═══ Dataset excerpts
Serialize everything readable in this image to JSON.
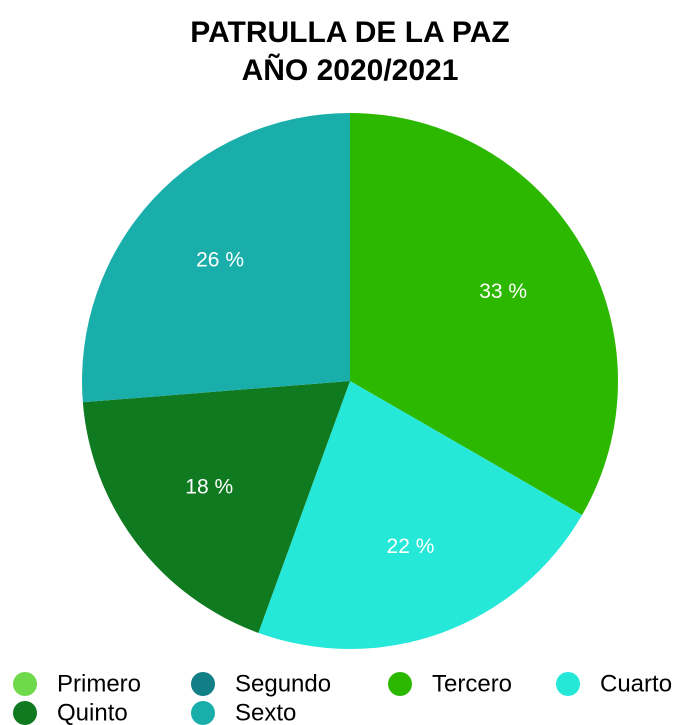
{
  "chart_data": {
    "type": "pie",
    "title": [
      "PATRULLA DE LA PAZ",
      "AÑO 2020/2021"
    ],
    "categories": [
      "Primero",
      "Segundo",
      "Tercero",
      "Cuarto",
      "Quinto",
      "Sexto"
    ],
    "values": [
      0,
      0,
      33,
      22,
      18,
      26
    ],
    "value_labels": [
      null,
      null,
      "33 %",
      "22 %",
      "18 %",
      "26 %"
    ],
    "colors": [
      "#6ed94a",
      "#127e86",
      "#2db800",
      "#26e8d8",
      "#0f7a1f",
      "#1aaeaa"
    ],
    "legend": "bottom"
  }
}
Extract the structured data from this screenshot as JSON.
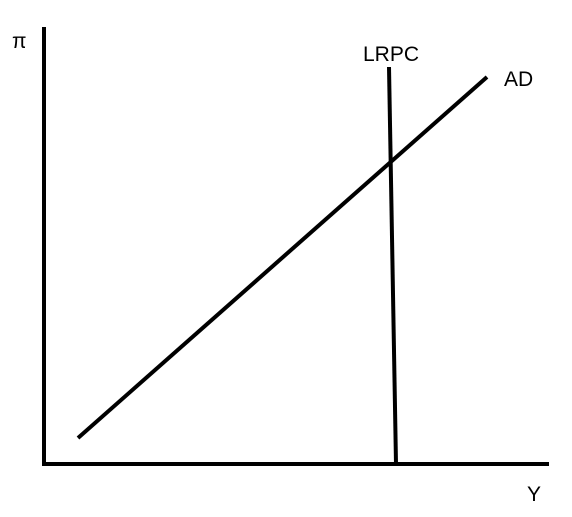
{
  "diagram": {
    "axes": {
      "y_label": "π",
      "x_label": "Y"
    },
    "curves": {
      "lrpc_label": "LRPC",
      "ad_label": "AD"
    },
    "colors": {
      "line": "#000000",
      "background": "#ffffff"
    }
  }
}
══════
• [Direction] Write out each line of the data exactly; the images should be left out.

• [Result below]
Serialize everything readable in this image to JSON.
{
  "chart_data": {
    "type": "pie",
    "title": [
      "PATRULLA DE LA PAZ",
      "AÑO 2020/2021"
    ],
    "categories": [
      "Primero",
      "Segundo",
      "Tercero",
      "Cuarto",
      "Quinto",
      "Sexto"
    ],
    "values": [
      0,
      0,
      33,
      22,
      18,
      26
    ],
    "value_labels": [
      null,
      null,
      "33 %",
      "22 %",
      "18 %",
      "26 %"
    ],
    "colors": [
      "#6ed94a",
      "#127e86",
      "#2db800",
      "#26e8d8",
      "#0f7a1f",
      "#1aaeaa"
    ],
    "legend": "bottom"
  }
}
Extract the structured data from this screenshot as JSON.
{
  "diagram": {
    "axes": {
      "y_label": "π",
      "x_label": "Y"
    },
    "curves": {
      "lrpc_label": "LRPC",
      "ad_label": "AD"
    },
    "colors": {
      "line": "#000000",
      "background": "#ffffff"
    }
  }
}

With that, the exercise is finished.